__REQUEST__: Return, unchanged, every line of the records from the one containing "data-label: 69,381 [512, 254, 585, 278]" down to the one containing "data-labels: 61,710 62,880", including both of those lines.

• • •

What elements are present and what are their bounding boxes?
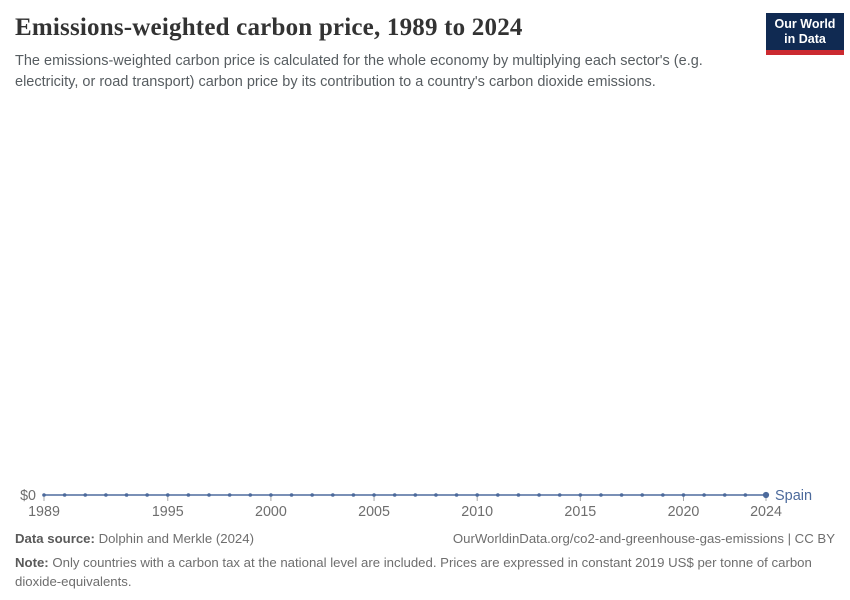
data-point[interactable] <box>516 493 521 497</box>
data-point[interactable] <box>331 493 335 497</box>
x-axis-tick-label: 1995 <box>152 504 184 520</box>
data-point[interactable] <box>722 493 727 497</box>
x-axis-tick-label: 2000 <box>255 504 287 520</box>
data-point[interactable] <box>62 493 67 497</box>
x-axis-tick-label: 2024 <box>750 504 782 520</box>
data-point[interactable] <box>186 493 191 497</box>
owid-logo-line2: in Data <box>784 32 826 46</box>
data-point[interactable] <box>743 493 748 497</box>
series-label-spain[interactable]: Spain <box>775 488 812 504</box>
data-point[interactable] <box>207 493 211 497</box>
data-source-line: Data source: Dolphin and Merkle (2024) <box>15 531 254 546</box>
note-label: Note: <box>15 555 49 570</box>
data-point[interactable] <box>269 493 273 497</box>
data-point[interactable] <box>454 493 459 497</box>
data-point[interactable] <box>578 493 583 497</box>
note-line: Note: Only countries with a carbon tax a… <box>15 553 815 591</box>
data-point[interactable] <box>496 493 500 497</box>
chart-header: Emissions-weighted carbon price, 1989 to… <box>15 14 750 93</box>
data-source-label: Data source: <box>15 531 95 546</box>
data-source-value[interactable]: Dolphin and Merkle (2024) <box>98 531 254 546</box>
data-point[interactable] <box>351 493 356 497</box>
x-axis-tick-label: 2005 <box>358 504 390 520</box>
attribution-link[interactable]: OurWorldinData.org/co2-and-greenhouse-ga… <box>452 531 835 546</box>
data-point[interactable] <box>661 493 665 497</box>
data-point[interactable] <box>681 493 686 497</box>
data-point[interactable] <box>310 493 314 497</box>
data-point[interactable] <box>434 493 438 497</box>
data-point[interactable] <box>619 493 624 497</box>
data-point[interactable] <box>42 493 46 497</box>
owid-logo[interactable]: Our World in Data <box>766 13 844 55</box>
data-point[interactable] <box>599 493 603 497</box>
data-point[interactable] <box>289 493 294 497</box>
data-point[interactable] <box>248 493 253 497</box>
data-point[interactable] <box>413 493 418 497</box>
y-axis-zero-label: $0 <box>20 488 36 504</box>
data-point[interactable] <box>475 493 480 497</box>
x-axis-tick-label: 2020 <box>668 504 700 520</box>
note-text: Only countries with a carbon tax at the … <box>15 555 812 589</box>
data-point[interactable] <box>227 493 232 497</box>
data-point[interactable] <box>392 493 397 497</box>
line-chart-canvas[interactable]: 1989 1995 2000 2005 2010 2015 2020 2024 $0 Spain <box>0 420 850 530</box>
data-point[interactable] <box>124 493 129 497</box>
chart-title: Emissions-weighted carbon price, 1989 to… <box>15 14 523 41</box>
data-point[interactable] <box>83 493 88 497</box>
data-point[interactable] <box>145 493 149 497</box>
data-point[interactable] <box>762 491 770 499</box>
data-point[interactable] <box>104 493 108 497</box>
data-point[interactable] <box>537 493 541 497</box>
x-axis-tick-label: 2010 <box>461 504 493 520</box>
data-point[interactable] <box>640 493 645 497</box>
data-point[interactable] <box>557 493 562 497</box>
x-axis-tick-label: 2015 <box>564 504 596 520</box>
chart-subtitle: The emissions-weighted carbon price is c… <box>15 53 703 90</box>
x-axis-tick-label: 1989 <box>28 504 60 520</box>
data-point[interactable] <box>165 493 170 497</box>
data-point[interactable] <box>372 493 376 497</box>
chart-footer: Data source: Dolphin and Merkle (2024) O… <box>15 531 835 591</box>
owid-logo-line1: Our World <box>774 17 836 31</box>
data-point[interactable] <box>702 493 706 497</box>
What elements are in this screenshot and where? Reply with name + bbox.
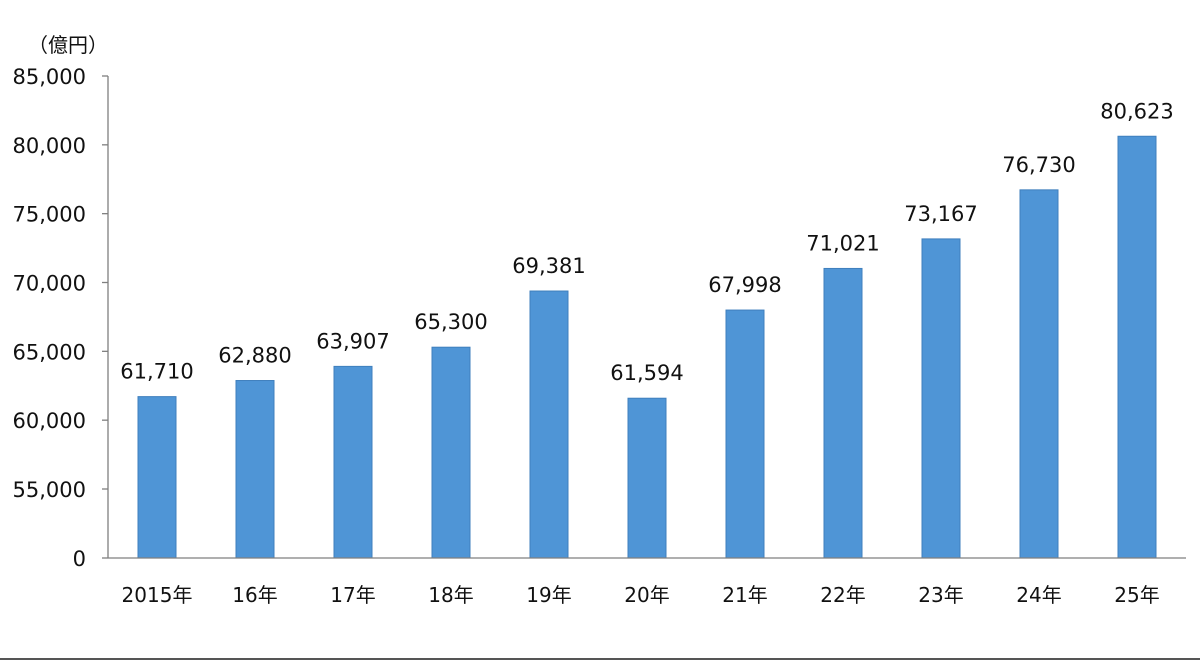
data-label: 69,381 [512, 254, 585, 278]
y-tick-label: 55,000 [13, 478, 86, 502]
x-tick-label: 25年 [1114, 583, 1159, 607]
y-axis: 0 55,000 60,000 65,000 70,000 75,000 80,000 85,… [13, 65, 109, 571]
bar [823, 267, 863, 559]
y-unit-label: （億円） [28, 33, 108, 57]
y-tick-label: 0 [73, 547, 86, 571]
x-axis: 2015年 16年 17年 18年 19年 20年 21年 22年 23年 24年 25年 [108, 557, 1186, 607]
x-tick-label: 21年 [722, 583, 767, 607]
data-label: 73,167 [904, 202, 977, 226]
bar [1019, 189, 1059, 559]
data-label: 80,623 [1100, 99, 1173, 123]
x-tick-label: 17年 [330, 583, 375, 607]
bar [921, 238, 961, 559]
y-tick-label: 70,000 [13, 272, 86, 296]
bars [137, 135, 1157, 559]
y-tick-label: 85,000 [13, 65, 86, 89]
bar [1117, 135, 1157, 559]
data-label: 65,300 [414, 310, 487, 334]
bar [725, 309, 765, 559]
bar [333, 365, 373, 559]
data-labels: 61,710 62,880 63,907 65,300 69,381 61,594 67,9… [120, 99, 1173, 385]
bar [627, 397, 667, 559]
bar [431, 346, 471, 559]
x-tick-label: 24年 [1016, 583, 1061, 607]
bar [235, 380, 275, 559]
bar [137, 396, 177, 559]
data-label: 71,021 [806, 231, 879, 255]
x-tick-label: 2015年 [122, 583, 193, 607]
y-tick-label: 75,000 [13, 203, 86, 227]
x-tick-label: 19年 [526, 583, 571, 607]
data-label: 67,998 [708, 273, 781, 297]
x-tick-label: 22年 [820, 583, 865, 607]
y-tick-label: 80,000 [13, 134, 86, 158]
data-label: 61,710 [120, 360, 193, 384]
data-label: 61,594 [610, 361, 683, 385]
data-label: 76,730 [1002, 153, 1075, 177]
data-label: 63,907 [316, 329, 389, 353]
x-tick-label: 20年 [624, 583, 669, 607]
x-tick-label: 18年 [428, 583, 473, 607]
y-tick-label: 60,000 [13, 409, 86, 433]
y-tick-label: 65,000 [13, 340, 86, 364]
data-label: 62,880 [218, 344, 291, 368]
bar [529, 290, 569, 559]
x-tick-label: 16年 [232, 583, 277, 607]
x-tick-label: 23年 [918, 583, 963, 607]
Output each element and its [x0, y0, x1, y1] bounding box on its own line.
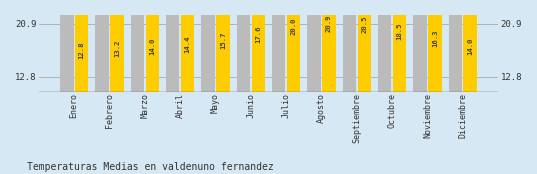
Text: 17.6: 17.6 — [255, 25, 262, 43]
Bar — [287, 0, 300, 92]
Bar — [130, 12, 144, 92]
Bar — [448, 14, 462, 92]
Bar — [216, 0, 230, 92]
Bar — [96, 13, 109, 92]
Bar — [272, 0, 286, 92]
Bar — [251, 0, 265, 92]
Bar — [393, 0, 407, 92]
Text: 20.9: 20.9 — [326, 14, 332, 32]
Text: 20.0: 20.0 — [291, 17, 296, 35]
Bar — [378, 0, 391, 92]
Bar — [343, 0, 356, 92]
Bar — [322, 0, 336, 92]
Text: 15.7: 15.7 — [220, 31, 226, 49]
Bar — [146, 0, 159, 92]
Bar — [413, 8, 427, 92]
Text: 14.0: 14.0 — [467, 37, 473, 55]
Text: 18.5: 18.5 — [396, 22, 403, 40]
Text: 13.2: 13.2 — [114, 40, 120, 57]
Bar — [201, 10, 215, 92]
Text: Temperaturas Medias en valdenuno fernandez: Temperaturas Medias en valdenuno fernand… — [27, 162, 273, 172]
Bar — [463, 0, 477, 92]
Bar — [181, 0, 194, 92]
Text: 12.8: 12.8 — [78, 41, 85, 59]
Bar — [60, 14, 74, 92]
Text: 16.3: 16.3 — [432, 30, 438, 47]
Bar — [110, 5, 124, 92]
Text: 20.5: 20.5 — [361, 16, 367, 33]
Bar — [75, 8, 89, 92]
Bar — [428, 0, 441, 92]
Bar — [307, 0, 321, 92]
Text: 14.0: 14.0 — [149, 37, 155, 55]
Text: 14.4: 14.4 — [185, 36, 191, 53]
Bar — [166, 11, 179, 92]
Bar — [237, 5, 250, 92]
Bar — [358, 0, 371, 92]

• • •

__RESPONSE FOR THIS EXERCISE__:
data-label: 69,381 [512, 254, 585, 278]
y-tick-label: 55,000 [13, 478, 86, 502]
x-tick-label: 25年 [1114, 583, 1159, 607]
y-axis: 0 55,000 60,000 65,000 70,000 75,000 80,000 85,… [13, 65, 109, 571]
bar [823, 267, 863, 559]
y-unit-label: （億円） [28, 33, 108, 57]
y-tick-label: 0 [73, 547, 86, 571]
x-axis: 2015年 16年 17年 18年 19年 20年 21年 22年 23年 24年 25年 [108, 557, 1186, 607]
x-tick-label: 21年 [722, 583, 767, 607]
data-label: 73,167 [904, 202, 977, 226]
bar [1019, 189, 1059, 559]
data-label: 80,623 [1100, 99, 1173, 123]
x-tick-label: 17年 [330, 583, 375, 607]
bar [921, 238, 961, 559]
y-tick-label: 70,000 [13, 272, 86, 296]
bars [137, 135, 1157, 559]
y-tick-label: 85,000 [13, 65, 86, 89]
bar [1117, 135, 1157, 559]
data-label: 65,300 [414, 310, 487, 334]
bar [725, 309, 765, 559]
bar [333, 365, 373, 559]
data-labels: 61,710 62,880 63,907 65,300 69,381 61,594 67,9… [120, 99, 1173, 385]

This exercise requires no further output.